┌──

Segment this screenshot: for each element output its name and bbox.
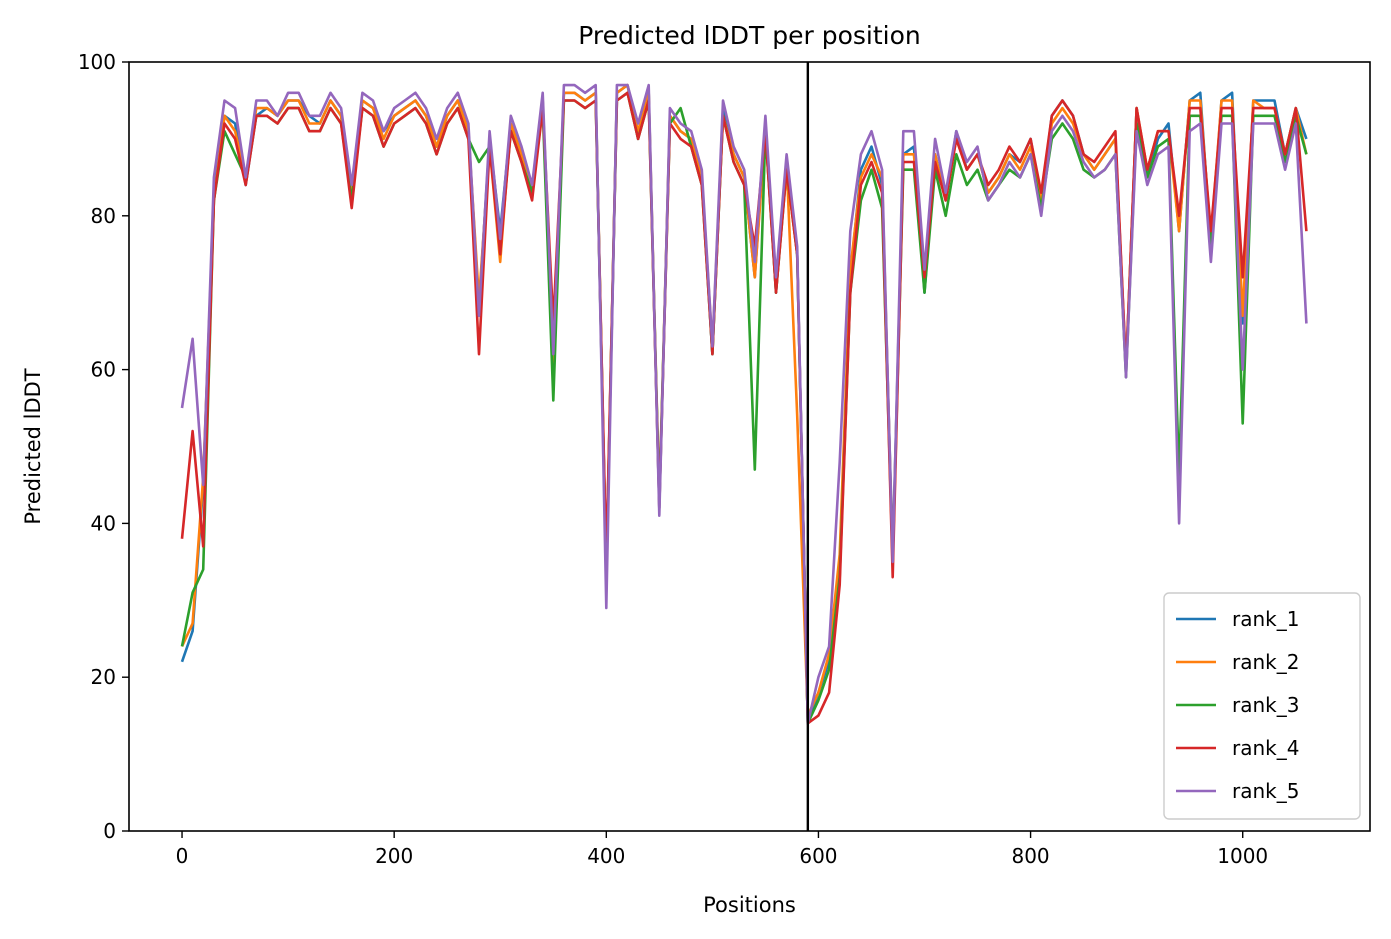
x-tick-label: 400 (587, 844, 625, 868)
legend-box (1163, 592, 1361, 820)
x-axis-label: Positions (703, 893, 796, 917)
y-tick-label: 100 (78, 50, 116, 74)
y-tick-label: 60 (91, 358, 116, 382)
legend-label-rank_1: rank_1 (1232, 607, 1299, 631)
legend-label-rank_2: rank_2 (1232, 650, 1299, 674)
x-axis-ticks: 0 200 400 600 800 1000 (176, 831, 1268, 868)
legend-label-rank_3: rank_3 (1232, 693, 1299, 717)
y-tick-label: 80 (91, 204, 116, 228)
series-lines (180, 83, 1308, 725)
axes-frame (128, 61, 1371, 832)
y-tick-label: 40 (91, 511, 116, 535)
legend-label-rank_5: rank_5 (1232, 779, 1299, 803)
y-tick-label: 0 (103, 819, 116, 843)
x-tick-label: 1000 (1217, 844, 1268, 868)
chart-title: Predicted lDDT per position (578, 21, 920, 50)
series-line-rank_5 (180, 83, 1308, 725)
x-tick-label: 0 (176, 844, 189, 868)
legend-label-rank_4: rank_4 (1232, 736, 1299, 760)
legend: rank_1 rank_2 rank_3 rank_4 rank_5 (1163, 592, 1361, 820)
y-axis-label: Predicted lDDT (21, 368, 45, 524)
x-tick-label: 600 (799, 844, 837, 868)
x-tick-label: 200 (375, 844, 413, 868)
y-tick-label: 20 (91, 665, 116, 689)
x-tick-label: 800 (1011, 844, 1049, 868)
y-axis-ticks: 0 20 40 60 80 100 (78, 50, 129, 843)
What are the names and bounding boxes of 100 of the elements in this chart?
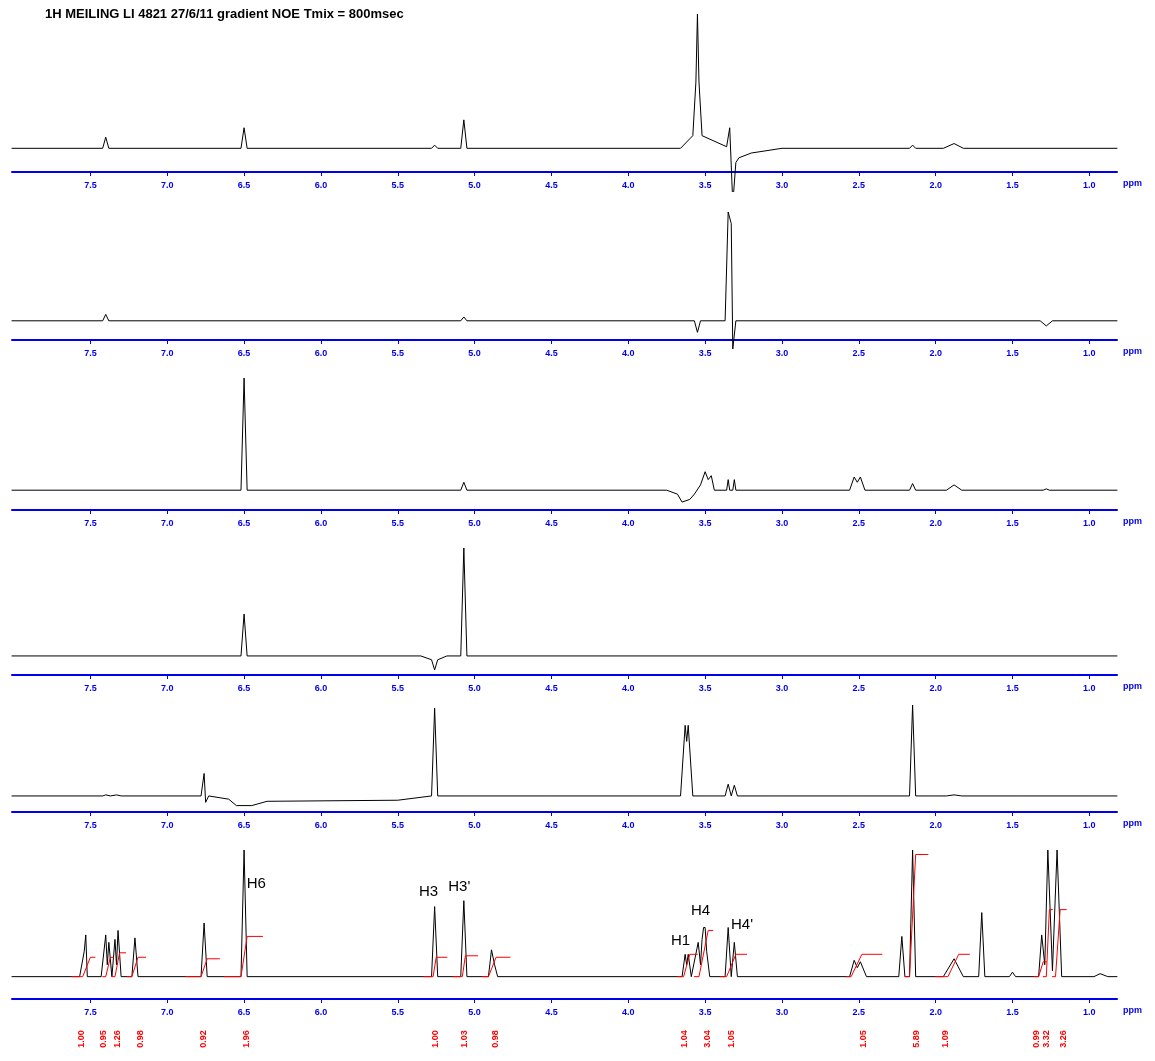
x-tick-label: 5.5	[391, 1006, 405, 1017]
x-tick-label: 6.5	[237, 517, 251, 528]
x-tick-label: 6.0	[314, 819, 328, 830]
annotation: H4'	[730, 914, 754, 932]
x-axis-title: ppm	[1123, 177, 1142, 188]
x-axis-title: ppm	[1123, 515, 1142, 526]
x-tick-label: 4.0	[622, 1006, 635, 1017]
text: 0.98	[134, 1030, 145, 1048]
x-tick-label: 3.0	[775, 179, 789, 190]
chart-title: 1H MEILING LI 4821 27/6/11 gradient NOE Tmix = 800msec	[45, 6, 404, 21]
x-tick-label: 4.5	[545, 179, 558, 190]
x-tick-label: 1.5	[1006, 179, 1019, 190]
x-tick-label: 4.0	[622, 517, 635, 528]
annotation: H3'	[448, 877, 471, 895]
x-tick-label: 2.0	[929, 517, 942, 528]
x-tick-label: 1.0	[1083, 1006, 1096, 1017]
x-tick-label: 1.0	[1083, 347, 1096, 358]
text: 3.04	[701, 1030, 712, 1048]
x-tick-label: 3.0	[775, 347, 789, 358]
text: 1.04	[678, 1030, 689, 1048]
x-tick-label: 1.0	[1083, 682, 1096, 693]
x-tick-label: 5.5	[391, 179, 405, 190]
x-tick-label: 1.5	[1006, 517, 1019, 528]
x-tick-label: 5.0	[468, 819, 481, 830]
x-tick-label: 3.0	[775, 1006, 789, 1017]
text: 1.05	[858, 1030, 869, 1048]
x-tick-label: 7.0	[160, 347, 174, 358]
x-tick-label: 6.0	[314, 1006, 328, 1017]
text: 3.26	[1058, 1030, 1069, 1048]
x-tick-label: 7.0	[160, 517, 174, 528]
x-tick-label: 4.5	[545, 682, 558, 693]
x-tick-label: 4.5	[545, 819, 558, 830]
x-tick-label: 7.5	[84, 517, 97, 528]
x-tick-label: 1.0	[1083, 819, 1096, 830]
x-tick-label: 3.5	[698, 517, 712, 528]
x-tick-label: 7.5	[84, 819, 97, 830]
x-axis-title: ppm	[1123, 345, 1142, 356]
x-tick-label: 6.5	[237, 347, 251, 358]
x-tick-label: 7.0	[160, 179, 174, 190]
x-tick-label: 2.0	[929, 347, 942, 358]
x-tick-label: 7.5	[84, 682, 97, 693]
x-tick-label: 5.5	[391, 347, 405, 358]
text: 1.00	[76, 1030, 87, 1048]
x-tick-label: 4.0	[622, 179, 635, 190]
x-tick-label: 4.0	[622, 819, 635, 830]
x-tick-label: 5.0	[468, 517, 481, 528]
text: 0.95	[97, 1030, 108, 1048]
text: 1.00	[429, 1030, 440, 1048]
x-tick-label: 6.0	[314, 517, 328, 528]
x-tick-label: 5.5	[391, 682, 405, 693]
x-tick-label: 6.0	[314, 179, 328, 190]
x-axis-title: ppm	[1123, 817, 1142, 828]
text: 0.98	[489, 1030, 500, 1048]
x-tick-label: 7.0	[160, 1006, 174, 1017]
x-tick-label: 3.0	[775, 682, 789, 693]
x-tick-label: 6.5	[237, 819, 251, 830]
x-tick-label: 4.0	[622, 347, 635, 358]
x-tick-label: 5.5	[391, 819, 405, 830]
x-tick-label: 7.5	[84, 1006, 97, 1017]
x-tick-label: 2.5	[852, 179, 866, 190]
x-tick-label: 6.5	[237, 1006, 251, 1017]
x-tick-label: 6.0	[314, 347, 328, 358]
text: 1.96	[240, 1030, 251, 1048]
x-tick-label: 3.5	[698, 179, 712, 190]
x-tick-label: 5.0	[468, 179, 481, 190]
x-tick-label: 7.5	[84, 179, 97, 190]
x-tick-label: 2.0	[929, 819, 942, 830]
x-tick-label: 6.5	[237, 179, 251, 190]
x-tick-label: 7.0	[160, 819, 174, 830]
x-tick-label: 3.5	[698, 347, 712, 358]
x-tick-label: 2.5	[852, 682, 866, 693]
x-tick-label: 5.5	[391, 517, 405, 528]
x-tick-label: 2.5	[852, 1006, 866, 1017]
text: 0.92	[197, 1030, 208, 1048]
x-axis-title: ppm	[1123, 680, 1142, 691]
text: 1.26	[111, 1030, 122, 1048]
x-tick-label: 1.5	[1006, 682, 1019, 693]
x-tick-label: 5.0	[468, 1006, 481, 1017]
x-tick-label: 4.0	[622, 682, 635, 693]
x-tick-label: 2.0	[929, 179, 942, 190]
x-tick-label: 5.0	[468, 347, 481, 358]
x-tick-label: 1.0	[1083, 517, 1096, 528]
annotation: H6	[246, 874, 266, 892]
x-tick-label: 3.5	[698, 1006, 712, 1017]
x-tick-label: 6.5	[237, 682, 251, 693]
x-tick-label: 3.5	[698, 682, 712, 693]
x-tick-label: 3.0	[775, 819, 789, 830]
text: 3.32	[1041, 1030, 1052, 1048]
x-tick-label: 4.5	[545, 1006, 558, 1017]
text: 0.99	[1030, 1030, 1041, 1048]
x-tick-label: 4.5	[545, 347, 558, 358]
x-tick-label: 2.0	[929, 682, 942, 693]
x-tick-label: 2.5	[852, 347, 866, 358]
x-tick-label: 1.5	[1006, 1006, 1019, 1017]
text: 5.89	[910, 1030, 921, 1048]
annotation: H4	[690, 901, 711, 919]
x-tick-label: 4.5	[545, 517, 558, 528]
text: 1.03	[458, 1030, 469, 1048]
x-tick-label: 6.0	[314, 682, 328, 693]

└──

What the exercise asks →
Please write out again everything from the line containing "x-tick-label: 400 (587, 844, 625, 868)" down to the line containing "y-tick-label: 20 (91, 665, 116, 689)", both included, renaming "Positions" to "Residue positions" and leaving all else unchanged.

Solved problem →
x-tick-label: 400 (587, 844, 625, 868)
legend-box (1163, 592, 1361, 820)
x-axis-label: Residue positions (703, 893, 796, 917)
y-tick-label: 100 (78, 50, 116, 74)
y-tick-label: 60 (91, 358, 116, 382)
legend-label-rank_1: rank_1 (1232, 607, 1299, 631)
legend-label-rank_2: rank_2 (1232, 650, 1299, 674)
x-axis-ticks: 0 200 400 600 800 1000 (176, 831, 1268, 868)
legend-label-rank_3: rank_3 (1232, 693, 1299, 717)
y-tick-label: 80 (91, 204, 116, 228)
series-lines (180, 83, 1308, 725)
axes-frame (128, 61, 1371, 832)
y-tick-label: 40 (91, 511, 116, 535)
legend-label-rank_5: rank_5 (1232, 779, 1299, 803)
y-tick-label: 0 (103, 819, 116, 843)
x-tick-label: 1000 (1217, 844, 1268, 868)
chart-title: Predicted lDDT per position (578, 21, 920, 50)
series-line-rank_5 (180, 83, 1308, 725)
x-tick-label: 0 (176, 844, 189, 868)
legend-label-rank_4: rank_4 (1232, 736, 1299, 760)
legend: rank_1 rank_2 rank_3 rank_4 rank_5 (1163, 592, 1361, 820)
y-axis-label: Predicted lDDT (21, 368, 45, 524)
x-tick-label: 600 (799, 844, 837, 868)
x-tick-label: 200 (375, 844, 413, 868)
y-tick-label: 20 (91, 665, 116, 689)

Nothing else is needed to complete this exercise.